### Task description
Copy the listing word for word from its first line through the line that contains "candle-body — [440, 202, 446, 209]", including both of those lines.

* * * * * * *

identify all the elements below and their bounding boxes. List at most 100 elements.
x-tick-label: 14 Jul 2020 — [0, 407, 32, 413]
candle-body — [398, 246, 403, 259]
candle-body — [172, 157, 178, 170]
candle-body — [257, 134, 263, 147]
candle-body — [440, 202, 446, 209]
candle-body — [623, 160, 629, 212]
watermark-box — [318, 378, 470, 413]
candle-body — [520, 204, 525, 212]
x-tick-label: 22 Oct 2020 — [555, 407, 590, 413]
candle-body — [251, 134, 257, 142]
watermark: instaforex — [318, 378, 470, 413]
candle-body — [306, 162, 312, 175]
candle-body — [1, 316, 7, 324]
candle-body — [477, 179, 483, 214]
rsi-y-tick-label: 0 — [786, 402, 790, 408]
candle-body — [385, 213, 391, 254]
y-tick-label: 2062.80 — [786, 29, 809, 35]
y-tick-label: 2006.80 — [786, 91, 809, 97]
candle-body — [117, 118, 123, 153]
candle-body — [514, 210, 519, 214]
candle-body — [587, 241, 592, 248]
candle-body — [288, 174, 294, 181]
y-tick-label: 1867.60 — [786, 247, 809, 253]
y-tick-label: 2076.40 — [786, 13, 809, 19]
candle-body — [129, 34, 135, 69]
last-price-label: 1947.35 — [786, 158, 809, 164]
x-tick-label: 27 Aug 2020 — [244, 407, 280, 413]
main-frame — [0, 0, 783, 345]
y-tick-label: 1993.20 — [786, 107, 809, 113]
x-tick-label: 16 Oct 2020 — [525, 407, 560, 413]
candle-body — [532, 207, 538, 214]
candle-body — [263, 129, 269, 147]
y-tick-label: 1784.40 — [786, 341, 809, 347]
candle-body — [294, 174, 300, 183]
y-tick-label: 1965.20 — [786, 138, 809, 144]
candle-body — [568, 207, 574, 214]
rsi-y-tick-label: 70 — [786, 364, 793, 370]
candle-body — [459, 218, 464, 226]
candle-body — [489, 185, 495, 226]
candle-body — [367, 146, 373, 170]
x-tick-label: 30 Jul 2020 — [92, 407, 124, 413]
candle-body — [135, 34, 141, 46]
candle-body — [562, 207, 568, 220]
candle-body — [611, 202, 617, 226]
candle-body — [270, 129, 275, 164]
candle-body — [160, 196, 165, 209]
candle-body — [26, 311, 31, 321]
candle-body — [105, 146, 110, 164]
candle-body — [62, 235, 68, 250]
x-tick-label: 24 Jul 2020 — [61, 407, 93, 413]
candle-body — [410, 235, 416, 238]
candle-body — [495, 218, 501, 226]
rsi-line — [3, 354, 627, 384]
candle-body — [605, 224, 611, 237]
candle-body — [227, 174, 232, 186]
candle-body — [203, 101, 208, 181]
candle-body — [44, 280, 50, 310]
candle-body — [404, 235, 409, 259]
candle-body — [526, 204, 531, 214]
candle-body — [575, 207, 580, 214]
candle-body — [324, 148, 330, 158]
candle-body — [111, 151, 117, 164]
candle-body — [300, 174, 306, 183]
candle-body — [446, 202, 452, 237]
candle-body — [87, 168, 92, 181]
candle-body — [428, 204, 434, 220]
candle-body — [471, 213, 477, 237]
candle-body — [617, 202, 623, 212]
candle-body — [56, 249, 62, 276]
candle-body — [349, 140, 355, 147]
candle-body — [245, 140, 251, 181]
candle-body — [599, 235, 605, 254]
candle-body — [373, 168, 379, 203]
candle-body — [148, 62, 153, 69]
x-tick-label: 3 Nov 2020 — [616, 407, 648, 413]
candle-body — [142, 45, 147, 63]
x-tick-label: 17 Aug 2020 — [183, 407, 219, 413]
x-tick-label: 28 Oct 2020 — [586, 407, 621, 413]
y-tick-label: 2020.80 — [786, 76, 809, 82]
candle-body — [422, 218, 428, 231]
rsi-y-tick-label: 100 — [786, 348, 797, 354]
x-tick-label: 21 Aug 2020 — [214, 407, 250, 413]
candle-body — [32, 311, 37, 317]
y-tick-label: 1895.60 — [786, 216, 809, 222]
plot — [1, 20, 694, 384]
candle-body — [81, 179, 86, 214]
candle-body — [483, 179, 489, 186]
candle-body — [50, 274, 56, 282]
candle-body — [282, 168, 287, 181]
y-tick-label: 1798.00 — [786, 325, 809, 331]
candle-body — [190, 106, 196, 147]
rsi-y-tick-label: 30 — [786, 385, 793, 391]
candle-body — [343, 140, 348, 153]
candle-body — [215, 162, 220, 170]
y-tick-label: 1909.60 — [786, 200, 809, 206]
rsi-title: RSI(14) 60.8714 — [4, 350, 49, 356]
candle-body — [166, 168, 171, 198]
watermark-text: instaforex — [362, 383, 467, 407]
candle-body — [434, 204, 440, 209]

* * * * * * *

### Full response
identify all the elements below and their bounding boxes. List at most 100 elements.
x-tick-label: 14 Jul 2020 — [0, 407, 32, 413]
candle-body — [398, 246, 403, 259]
candle-body — [172, 157, 178, 170]
candle-body — [257, 134, 263, 147]
candle-body — [440, 202, 446, 209]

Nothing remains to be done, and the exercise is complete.